Problem statement: Going through the material below, please gather all lines with the word "aktif" in them.

Data section:
%%

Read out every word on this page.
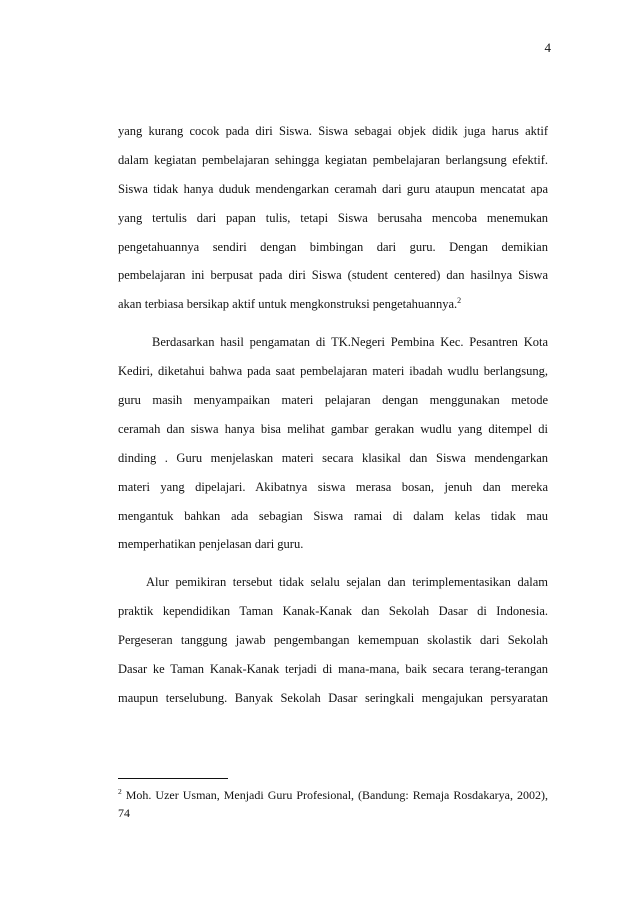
4
yang kurang cocok pada diri Siswa. Siswa sebagai objek didik juga harus aktif
dalam kegiatan pembelajaran sehingga kegiatan pembelajaran berlangsung efektif.
Siswa tidak hanya duduk mendengarkan ceramah dari guru ataupun mencatat apa
yang tertulis dari papan tulis, tetapi Siswa berusaha mencoba menemukan
pengetahuannya sendiri dengan bimbingan dari guru. Dengan demikian
pembelajaran ini berpusat pada diri Siswa (student centered) dan hasilnya Siswa
akan terbiasa bersikap aktif untuk mengkonstruksi pengetahuannya.$^2$
Berdasarkan hasil pengamatan di TK.Negeri Pembina Kec. Pesantren Kota
Kediri, diketahui bahwa pada saat pembelajaran materi ibadah wudlu berlangsung,
guru masih menyampaikan materi pelajaran dengan menggunakan metode
ceramah dan siswa hanya bisa melihat gambar gerakan wudlu yang ditempel di
dinding . Guru menjelaskan materi secara klasikal dan Siswa mendengarkan
materi yang dipelajari. Akibatnya siswa merasa bosan, jenuh dan mereka
mengantuk bahkan ada sebagian Siswa ramai di dalam kelas tidak mau
memperhatikan penjelasan dari guru.
Alur pemikiran tersebut tidak selalu sejalan dan terimplementasikan dalam
praktik kependidikan Taman Kanak-Kanak dan Sekolah Dasar di Indonesia.
Pergeseran tanggung jawab pengembangan kemempuan skolastik dari Sekolah
Dasar ke Taman Kanak-Kanak terjadi di mana-mana, baik secara terang-terangan
maupun terselubung. Banyak Sekolah Dasar seringkali mengajukan persyaratan
$^2$ Moh. Uzer Usman, Menjadi Guru Profesional, (Bandung: Remaja Rosdakarya, 2002),
74
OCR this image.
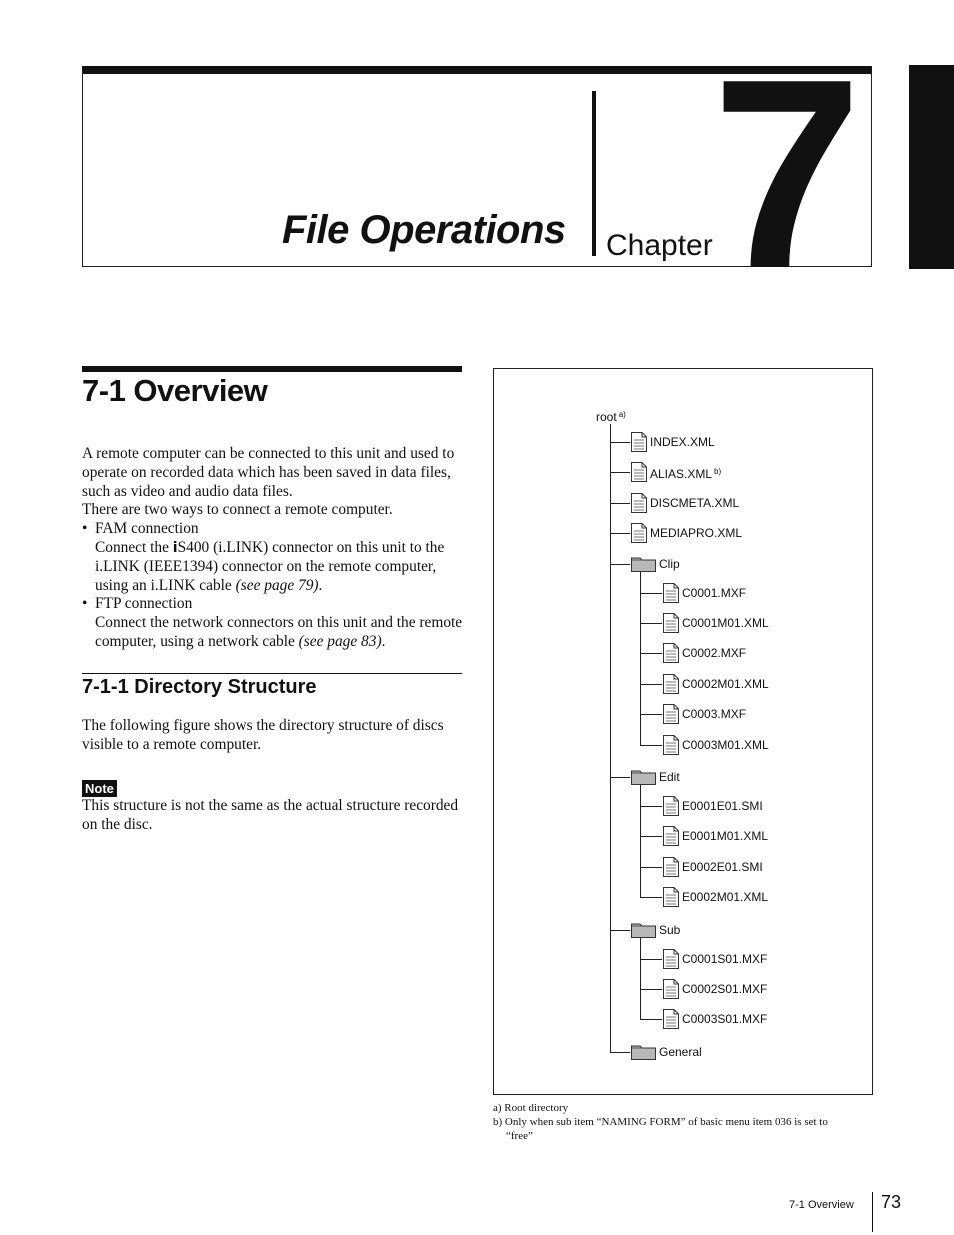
File Operations Chapter 7
7-1 Overview

A remote computer can be connected to this unit and used to operate on recorded data which has been saved in data files, such as video and audio data files.

There are two ways to connect a remote computer.

• FAM connection

Connect the iS400 (i.LINK) connector on this unit to the i.LINK (IEEE1394) connector on the remote computer, using an i.LINK cable (see page 79).

• FTP connection

Connect the network connectors on this unit and the remote computer, using a network cable (see page 83).

7-1-1 Directory Structure
The following figure shows the directory structure of discs visible to a remote computer.
Note
This structure is not the same as the actual structure recorded on the disc.
root $^{a)}$
INDEX.XML
ALIAS.XML $^{b)}$
DISCMETA.XML
MEDIAPRO.XML
Clip
C0001.MXF
C0001M01.XML
C0002.MXF
C0002M01.XML
C0003.MXF
C0003M01.XML
Edit
E0001E01.SMI
E0001M01.XML
E0002E01.SMI
E0002M01.XML
Sub
C0001S01.MXF
C0002S01.MXF
C0003S01.MXF
General
a) Root directory
b) Only when sub item “NAMING FORM” of basic menu item 036 is set to
“free”
7-1 Overview 73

%%

Output of the task:
yang kurang cocok pada diri Siswa. Siswa sebagai objek didik juga harus aktif
akan terbiasa bersikap aktif untuk mengkonstruksi pengetahuannya.$^2$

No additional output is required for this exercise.